+++ Provided records +++

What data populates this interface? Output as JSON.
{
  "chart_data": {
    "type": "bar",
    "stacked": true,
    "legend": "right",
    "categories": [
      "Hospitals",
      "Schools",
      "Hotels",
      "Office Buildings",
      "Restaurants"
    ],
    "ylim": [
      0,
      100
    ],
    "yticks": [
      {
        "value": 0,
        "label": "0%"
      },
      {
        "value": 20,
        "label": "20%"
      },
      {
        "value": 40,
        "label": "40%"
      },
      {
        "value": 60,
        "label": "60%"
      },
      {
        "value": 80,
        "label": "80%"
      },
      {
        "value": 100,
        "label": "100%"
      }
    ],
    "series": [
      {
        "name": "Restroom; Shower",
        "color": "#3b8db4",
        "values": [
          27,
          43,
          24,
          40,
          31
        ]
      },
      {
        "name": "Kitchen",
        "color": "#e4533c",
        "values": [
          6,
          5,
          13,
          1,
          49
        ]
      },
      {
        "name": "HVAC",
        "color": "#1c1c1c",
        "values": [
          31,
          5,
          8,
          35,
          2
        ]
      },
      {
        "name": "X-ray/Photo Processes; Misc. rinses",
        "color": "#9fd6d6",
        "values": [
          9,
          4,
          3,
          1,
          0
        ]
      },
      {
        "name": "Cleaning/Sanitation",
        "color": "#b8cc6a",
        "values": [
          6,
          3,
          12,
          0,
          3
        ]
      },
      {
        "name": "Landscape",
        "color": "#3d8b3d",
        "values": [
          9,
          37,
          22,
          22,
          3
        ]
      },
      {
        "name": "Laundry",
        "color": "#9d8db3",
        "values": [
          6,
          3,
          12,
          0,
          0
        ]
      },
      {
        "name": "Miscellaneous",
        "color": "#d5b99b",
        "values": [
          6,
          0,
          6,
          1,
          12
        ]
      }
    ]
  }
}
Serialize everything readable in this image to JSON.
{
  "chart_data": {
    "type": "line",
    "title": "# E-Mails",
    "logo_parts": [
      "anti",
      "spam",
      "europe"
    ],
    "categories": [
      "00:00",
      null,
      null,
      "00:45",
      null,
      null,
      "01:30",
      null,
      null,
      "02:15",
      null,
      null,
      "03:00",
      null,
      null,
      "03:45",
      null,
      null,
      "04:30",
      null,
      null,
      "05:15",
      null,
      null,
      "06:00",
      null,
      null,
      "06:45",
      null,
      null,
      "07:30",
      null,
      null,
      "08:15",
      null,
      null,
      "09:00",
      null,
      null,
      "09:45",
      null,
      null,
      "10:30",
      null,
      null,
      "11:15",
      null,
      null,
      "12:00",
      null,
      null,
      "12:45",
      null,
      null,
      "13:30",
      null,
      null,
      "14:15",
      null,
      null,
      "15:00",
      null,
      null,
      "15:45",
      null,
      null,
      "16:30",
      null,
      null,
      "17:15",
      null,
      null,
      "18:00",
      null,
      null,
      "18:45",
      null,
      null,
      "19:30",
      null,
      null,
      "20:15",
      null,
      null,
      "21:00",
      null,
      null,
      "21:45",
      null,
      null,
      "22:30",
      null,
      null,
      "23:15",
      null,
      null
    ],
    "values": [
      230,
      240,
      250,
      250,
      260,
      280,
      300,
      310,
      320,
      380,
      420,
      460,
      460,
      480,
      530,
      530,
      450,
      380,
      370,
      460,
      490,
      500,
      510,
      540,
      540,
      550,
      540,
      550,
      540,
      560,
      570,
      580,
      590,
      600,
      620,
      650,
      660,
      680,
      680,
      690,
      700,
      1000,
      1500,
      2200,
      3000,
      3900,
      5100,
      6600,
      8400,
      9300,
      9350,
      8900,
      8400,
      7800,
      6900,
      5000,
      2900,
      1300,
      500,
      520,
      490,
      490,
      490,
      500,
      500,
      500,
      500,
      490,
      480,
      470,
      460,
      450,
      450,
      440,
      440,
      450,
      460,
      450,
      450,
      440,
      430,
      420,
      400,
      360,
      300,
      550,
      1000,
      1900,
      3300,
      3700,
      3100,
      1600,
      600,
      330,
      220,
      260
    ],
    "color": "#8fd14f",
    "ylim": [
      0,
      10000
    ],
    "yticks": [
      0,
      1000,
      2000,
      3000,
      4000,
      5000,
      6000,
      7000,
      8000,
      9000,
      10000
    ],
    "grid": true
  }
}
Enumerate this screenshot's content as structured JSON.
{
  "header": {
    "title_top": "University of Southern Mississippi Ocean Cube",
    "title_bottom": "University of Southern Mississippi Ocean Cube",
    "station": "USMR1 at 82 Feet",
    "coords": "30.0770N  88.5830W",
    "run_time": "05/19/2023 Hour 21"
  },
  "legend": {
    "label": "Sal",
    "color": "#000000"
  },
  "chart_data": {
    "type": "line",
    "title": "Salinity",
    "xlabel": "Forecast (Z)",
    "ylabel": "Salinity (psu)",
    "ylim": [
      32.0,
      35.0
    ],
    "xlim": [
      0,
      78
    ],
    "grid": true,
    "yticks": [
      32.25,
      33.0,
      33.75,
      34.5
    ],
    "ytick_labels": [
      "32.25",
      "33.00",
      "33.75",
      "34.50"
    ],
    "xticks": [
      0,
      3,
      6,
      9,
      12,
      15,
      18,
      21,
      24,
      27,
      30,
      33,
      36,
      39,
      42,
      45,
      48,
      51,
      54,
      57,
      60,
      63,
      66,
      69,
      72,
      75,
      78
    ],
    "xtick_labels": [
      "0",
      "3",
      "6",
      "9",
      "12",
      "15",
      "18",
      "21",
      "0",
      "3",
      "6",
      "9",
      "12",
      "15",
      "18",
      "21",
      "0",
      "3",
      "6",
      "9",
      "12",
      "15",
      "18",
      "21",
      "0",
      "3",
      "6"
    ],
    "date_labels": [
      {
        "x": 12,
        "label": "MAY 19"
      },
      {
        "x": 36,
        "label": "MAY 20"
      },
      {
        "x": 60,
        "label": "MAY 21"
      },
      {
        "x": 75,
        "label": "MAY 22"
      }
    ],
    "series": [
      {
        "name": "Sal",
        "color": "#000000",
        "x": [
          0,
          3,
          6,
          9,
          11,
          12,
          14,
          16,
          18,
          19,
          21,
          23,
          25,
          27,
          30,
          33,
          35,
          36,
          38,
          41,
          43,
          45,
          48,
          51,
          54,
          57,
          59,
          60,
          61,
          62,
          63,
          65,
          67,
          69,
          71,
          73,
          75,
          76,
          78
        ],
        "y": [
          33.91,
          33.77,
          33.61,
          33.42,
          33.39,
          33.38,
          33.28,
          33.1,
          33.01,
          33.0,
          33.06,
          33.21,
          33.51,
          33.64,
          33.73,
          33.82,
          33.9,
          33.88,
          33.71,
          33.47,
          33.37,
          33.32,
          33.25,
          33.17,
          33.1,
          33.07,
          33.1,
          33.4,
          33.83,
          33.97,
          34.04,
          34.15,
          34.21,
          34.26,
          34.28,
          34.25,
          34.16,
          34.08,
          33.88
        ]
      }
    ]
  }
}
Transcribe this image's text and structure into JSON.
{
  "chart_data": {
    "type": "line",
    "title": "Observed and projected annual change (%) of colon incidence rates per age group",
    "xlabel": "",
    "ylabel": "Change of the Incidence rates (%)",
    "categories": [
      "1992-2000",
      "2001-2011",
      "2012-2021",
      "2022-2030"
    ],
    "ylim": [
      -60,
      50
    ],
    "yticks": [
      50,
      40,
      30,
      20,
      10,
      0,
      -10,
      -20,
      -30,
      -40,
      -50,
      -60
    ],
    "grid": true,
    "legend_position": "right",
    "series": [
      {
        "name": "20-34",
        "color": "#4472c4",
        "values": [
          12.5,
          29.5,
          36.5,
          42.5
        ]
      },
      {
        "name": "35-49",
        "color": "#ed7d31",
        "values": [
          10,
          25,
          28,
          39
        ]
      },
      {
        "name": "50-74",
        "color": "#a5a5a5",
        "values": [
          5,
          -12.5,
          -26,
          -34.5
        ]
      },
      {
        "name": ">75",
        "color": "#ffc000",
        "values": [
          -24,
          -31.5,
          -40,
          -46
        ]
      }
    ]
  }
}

+++

Prompt: Some lines of the data above may hold the word "image"; report how many do, and nothing else.

Solution to this exercise: 2